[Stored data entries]
........
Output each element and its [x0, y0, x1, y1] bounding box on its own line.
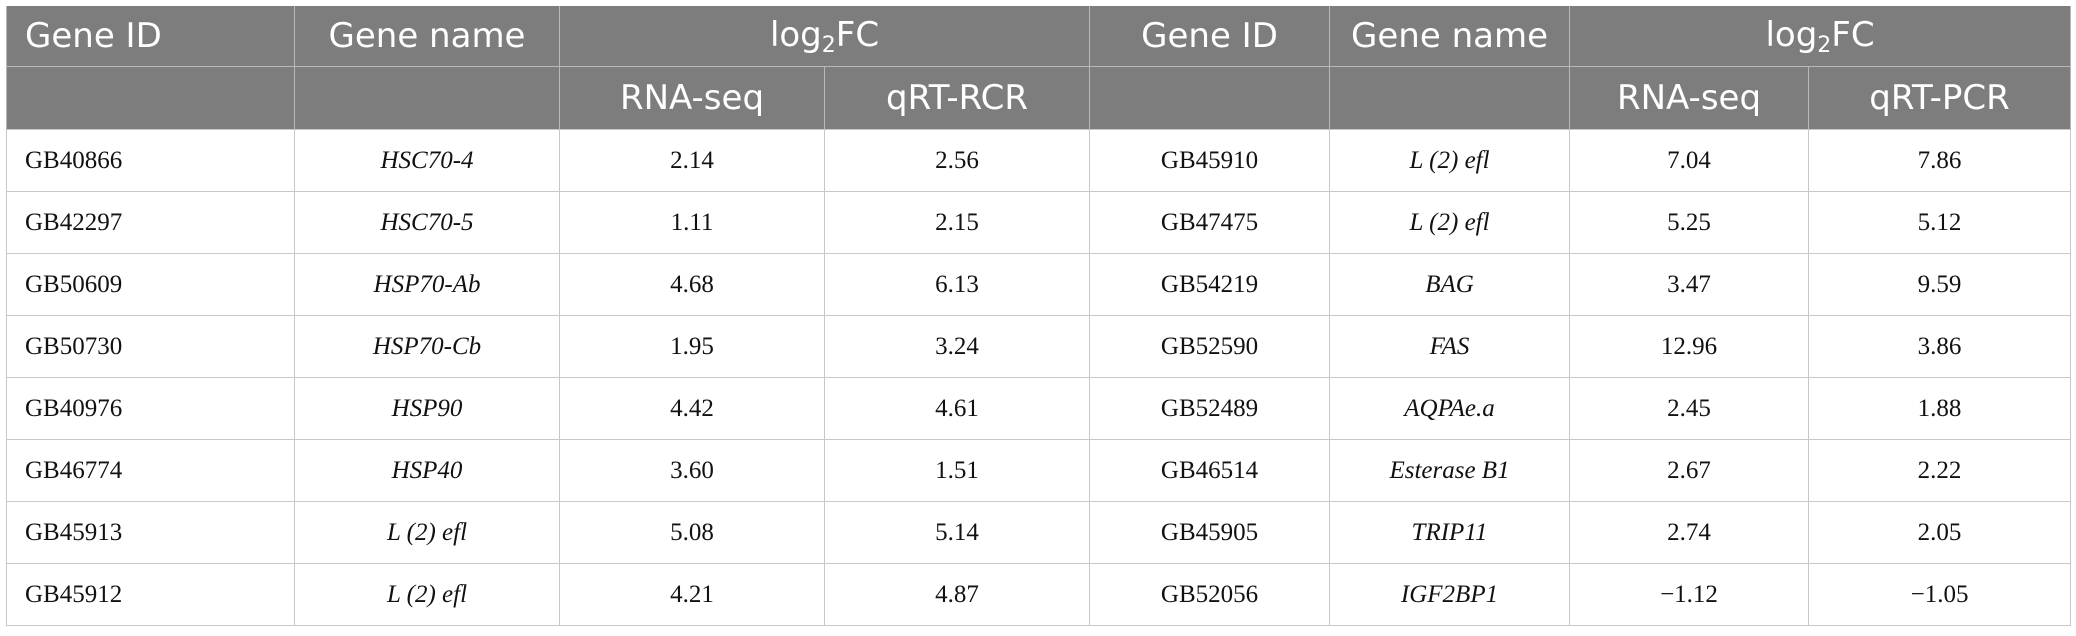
qrt-left: 6.13 [823, 253, 1091, 316]
log2fc-left-suffix: FC [835, 14, 880, 55]
header-log2fc-right: log2FC [1569, 6, 2072, 67]
header-row-top: Gene ID Gene name log2FC Gene ID Gene na… [6, 6, 2072, 67]
log2fc-left-prefix: log [769, 14, 822, 55]
rna-seq-left: 2.14 [559, 129, 825, 192]
gene-name-right: L (2) efl [1329, 129, 1571, 192]
rna-seq-left: 4.42 [559, 377, 825, 440]
gene-name-left: HSP40 [294, 439, 560, 502]
log2fc-left-subscript: 2 [821, 32, 836, 58]
header-empty-4 [1329, 66, 1571, 130]
gene-id-right: GB45910 [1089, 129, 1331, 192]
rna-seq-right: 5.25 [1569, 191, 1810, 254]
qrt-left: 4.87 [823, 563, 1091, 626]
header-rna-seq-right: RNA-seq [1569, 66, 1810, 130]
gene-id-left: GB40976 [6, 377, 295, 440]
log2fc-right-suffix: FC [1831, 14, 1875, 55]
rna-seq-right: 2.45 [1569, 377, 1810, 440]
qrt-right: 1.88 [1808, 377, 2072, 440]
qrt-left: 2.56 [823, 129, 1091, 192]
gene-id-right: GB52489 [1089, 377, 1331, 440]
table-row: GB40866 HSC70-4 2.14 2.56 GB45910 L (2) … [6, 129, 2072, 192]
header-empty-1 [6, 66, 295, 130]
table-row: GB45913 L (2) efl 5.08 5.14 GB45905 TRIP… [6, 501, 2072, 564]
rna-seq-left: 4.21 [559, 563, 825, 626]
header-empty-3 [1089, 66, 1331, 130]
gene-name-right: BAG [1329, 253, 1571, 316]
qrt-right: 5.12 [1808, 191, 2072, 254]
gene-id-right: GB52056 [1089, 563, 1331, 626]
gene-id-left: GB50609 [6, 253, 295, 316]
header-rna-seq-left: RNA-seq [559, 66, 825, 130]
gene-expression-table: Gene ID Gene name log2FC Gene ID Gene na… [6, 6, 2072, 626]
table-row: GB40976 HSP90 4.42 4.61 GB52489 AQPAe.a … [6, 377, 2072, 440]
rna-seq-right: 7.04 [1569, 129, 1810, 192]
gene-id-left: GB50730 [6, 315, 295, 378]
header-gene-name-right: Gene name [1329, 6, 1571, 67]
table-row: GB46774 HSP40 3.60 1.51 GB46514 Esterase… [6, 439, 2072, 502]
qrt-left: 5.14 [823, 501, 1091, 564]
rna-seq-left: 5.08 [559, 501, 825, 564]
gene-name-right: L (2) efl [1329, 191, 1571, 254]
qrt-right: 2.22 [1808, 439, 2072, 502]
gene-id-right: GB52590 [1089, 315, 1331, 378]
header-qrt-left: qRT-RCR [823, 66, 1091, 130]
gene-name-right: AQPAe.a [1329, 377, 1571, 440]
rna-seq-left: 3.60 [559, 439, 825, 502]
gene-name-left: L (2) efl [294, 563, 560, 626]
gene-id-left: GB46774 [6, 439, 295, 502]
table-row: GB50730 HSP70-Cb 1.95 3.24 GB52590 FAS 1… [6, 315, 2072, 378]
log2fc-right-prefix: log [1765, 14, 1818, 55]
header-gene-id-right: Gene ID [1089, 6, 1331, 67]
qrt-left: 3.24 [823, 315, 1091, 378]
header-row-sub: RNA-seq qRT-RCR RNA-seq qRT-PCR [6, 66, 2072, 130]
rna-seq-right: 2.67 [1569, 439, 1810, 502]
qrt-right: −1.05 [1808, 563, 2072, 626]
gene-name-right: FAS [1329, 315, 1571, 378]
gene-name-left: HSP70-Ab [294, 253, 560, 316]
table-row: GB42297 HSC70-5 1.11 2.15 GB47475 L (2) … [6, 191, 2072, 254]
gene-id-left: GB45913 [6, 501, 295, 564]
gene-name-right: IGF2BP1 [1329, 563, 1571, 626]
header-empty-2 [294, 66, 560, 130]
rna-seq-left: 4.68 [559, 253, 825, 316]
gene-name-left: HSP70-Cb [294, 315, 560, 378]
header-gene-name-left: Gene name [294, 6, 560, 67]
table-row: GB45912 L (2) efl 4.21 4.87 GB52056 IGF2… [6, 563, 2072, 626]
qrt-right: 9.59 [1808, 253, 2072, 316]
rna-seq-right: 12.96 [1569, 315, 1810, 378]
qrt-left: 1.51 [823, 439, 1091, 502]
rna-seq-left: 1.95 [559, 315, 825, 378]
header-log2fc-left: log2FC [558, 6, 1091, 67]
gene-name-left: HSP90 [294, 377, 560, 440]
gene-expression-table-wrapper: Gene ID Gene name log2FC Gene ID Gene na… [6, 6, 2072, 626]
rna-seq-left: 1.11 [559, 191, 825, 254]
rna-seq-right: 3.47 [1569, 253, 1810, 316]
log2fc-right-subscript: 2 [1817, 32, 1832, 58]
gene-id-left: GB40866 [6, 129, 295, 192]
header-qrt-right: qRT-PCR [1808, 66, 2072, 130]
qrt-left: 4.61 [823, 377, 1091, 440]
gene-name-left: HSC70-5 [294, 191, 560, 254]
qrt-right: 7.86 [1808, 129, 2072, 192]
gene-id-right: GB47475 [1089, 191, 1331, 254]
header-gene-id-left: Gene ID [6, 6, 295, 67]
qrt-left: 2.15 [823, 191, 1091, 254]
gene-name-left: L (2) efl [294, 501, 560, 564]
qrt-right: 3.86 [1808, 315, 2072, 378]
table-header: Gene ID Gene name log2FC Gene ID Gene na… [6, 6, 2072, 130]
gene-id-right: GB45905 [1089, 501, 1331, 564]
gene-name-right: TRIP11 [1329, 501, 1571, 564]
rna-seq-right: −1.12 [1569, 563, 1810, 626]
gene-id-left: GB42297 [6, 191, 295, 254]
qrt-right: 2.05 [1808, 501, 2072, 564]
gene-id-left: GB45912 [6, 563, 295, 626]
rna-seq-right: 2.74 [1569, 501, 1810, 564]
table-row: GB50609 HSP70-Ab 4.68 6.13 GB54219 BAG 3… [6, 253, 2072, 316]
gene-name-right: Esterase B1 [1329, 439, 1571, 502]
gene-name-left: HSC70-4 [294, 129, 560, 192]
table-body: GB40866 HSC70-4 2.14 2.56 GB45910 L (2) … [6, 129, 2072, 626]
gene-id-right: GB46514 [1089, 439, 1331, 502]
gene-id-right: GB54219 [1089, 253, 1331, 316]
........
INSTRUCTIONS FOR THE TASK
Your job is to transcribe the entries above exactly; skip the pictures.

RESPONSE AREA
Output each element and its [x0, y0, x1, y1] bounding box on its own line.
qrt-left: 6.13 [823, 253, 1091, 316]
log2fc-left-suffix: FC [835, 14, 880, 55]
header-log2fc-right: log2FC [1569, 6, 2072, 67]
header-row-top: Gene ID Gene name log2FC Gene ID Gene na… [6, 6, 2072, 67]
log2fc-left-prefix: log [769, 14, 822, 55]
rna-seq-left: 2.14 [559, 129, 825, 192]
gene-name-right: L (2) efl [1329, 129, 1571, 192]
rna-seq-left: 4.42 [559, 377, 825, 440]
gene-name-left: HSP40 [294, 439, 560, 502]
log2fc-left-subscript: 2 [821, 32, 836, 58]
header-empty-4 [1329, 66, 1571, 130]
gene-id-right: GB45910 [1089, 129, 1331, 192]
rna-seq-right: 5.25 [1569, 191, 1810, 254]
qrt-left: 4.87 [823, 563, 1091, 626]
header-rna-seq-right: RNA-seq [1569, 66, 1810, 130]
gene-id-left: GB40976 [6, 377, 295, 440]
log2fc-right-suffix: FC [1831, 14, 1875, 55]
rna-seq-right: 2.45 [1569, 377, 1810, 440]
qrt-right: 1.88 [1808, 377, 2072, 440]
qrt-left: 2.56 [823, 129, 1091, 192]
gene-id-right: GB52489 [1089, 377, 1331, 440]
table-row: GB40866 HSC70-4 2.14 2.56 GB45910 L (2) … [6, 129, 2072, 192]
header-empty-1 [6, 66, 295, 130]
table-row: GB45913 L (2) efl 5.08 5.14 GB45905 TRIP… [6, 501, 2072, 564]
rna-seq-left: 4.21 [559, 563, 825, 626]
header-empty-3 [1089, 66, 1331, 130]
gene-name-right: BAG [1329, 253, 1571, 316]
qrt-right: 5.12 [1808, 191, 2072, 254]
gene-id-right: GB52056 [1089, 563, 1331, 626]
gene-id-left: GB50609 [6, 253, 295, 316]
header-rna-seq-left: RNA-seq [559, 66, 825, 130]
gene-expression-table: Gene ID Gene name log2FC Gene ID Gene na… [6, 6, 2072, 626]
table-row: GB40976 HSP90 4.42 4.61 GB52489 AQPAe.a … [6, 377, 2072, 440]
rna-seq-right: 7.04 [1569, 129, 1810, 192]
gene-id-left: GB50730 [6, 315, 295, 378]
header-gene-name-right: Gene name [1329, 6, 1571, 67]
table-row: GB46774 HSP40 3.60 1.51 GB46514 Esterase… [6, 439, 2072, 502]
qrt-left: 5.14 [823, 501, 1091, 564]
rna-seq-left: 5.08 [559, 501, 825, 564]
gene-name-right: L (2) efl [1329, 191, 1571, 254]
qrt-right: 2.22 [1808, 439, 2072, 502]
gene-id-right: GB52590 [1089, 315, 1331, 378]
header-qrt-left: qRT-RCR [823, 66, 1091, 130]
gene-name-right: AQPAe.a [1329, 377, 1571, 440]
rna-seq-left: 3.60 [559, 439, 825, 502]
gene-name-left: L (2) efl [294, 563, 560, 626]
gene-id-left: GB46774 [6, 439, 295, 502]
table-row: GB50730 HSP70-Cb 1.95 3.24 GB52590 FAS 1… [6, 315, 2072, 378]
log2fc-right-prefix: log [1765, 14, 1818, 55]
header-gene-id-right: Gene ID [1089, 6, 1331, 67]
qrt-left: 3.24 [823, 315, 1091, 378]
header-row-sub: RNA-seq qRT-RCR RNA-seq qRT-PCR [6, 66, 2072, 130]
rna-seq-right: 2.67 [1569, 439, 1810, 502]
qrt-right: −1.05 [1808, 563, 2072, 626]
gene-name-right: FAS [1329, 315, 1571, 378]
gene-name-left: HSP70-Ab [294, 253, 560, 316]
table-row: GB42297 HSC70-5 1.11 2.15 GB47475 L (2) … [6, 191, 2072, 254]
gene-id-left: GB45913 [6, 501, 295, 564]
gene-name-right: IGF2BP1 [1329, 563, 1571, 626]
header-empty-2 [294, 66, 560, 130]
rna-seq-left: 4.68 [559, 253, 825, 316]
gene-name-left: HSP70-Cb [294, 315, 560, 378]
header-gene-name-left: Gene name [294, 6, 560, 67]
table-row: GB45912 L (2) efl 4.21 4.87 GB52056 IGF2… [6, 563, 2072, 626]
qrt-right: 9.59 [1808, 253, 2072, 316]
rna-seq-right: 12.96 [1569, 315, 1810, 378]
qrt-left: 1.51 [823, 439, 1091, 502]
rna-seq-left: 1.95 [559, 315, 825, 378]
header-log2fc-left: log2FC [558, 6, 1091, 67]
gene-name-left: HSP90 [294, 377, 560, 440]
gene-expression-table-wrapper: Gene ID Gene name log2FC Gene ID Gene na… [6, 6, 2072, 626]
rna-seq-left: 1.11 [559, 191, 825, 254]
rna-seq-right: 3.47 [1569, 253, 1810, 316]
log2fc-right-subscript: 2 [1817, 32, 1832, 58]
gene-id-left: GB40866 [6, 129, 295, 192]
header-qrt-right: qRT-PCR [1808, 66, 2072, 130]
qrt-left: 4.61 [823, 377, 1091, 440]
gene-name-left: HSC70-5 [294, 191, 560, 254]
qrt-right: 7.86 [1808, 129, 2072, 192]
gene-id-right: GB47475 [1089, 191, 1331, 254]
header-gene-id-left: Gene ID [6, 6, 295, 67]
qrt-left: 2.15 [823, 191, 1091, 254]
gene-name-left: L (2) efl [294, 501, 560, 564]
qrt-right: 3.86 [1808, 315, 2072, 378]
table-header: Gene ID Gene name log2FC Gene ID Gene na… [6, 6, 2072, 130]
gene-id-right: GB45905 [1089, 501, 1331, 564]
gene-name-right: TRIP11 [1329, 501, 1571, 564]
rna-seq-right: −1.12 [1569, 563, 1810, 626]
gene-id-left: GB42297 [6, 191, 295, 254]
qrt-right: 2.05 [1808, 501, 2072, 564]
gene-id-left: GB45912 [6, 563, 295, 626]
rna-seq-right: 2.74 [1569, 501, 1810, 564]
table-row: GB50609 HSP70-Ab 4.68 6.13 GB54219 BAG 3… [6, 253, 2072, 316]
gene-name-right: Esterase B1 [1329, 439, 1571, 502]
gene-name-left: HSC70-4 [294, 129, 560, 192]
table-body: GB40866 HSC70-4 2.14 2.56 GB45910 L (2) … [6, 129, 2072, 626]
gene-id-right: GB46514 [1089, 439, 1331, 502]
gene-id-right: GB54219 [1089, 253, 1331, 316]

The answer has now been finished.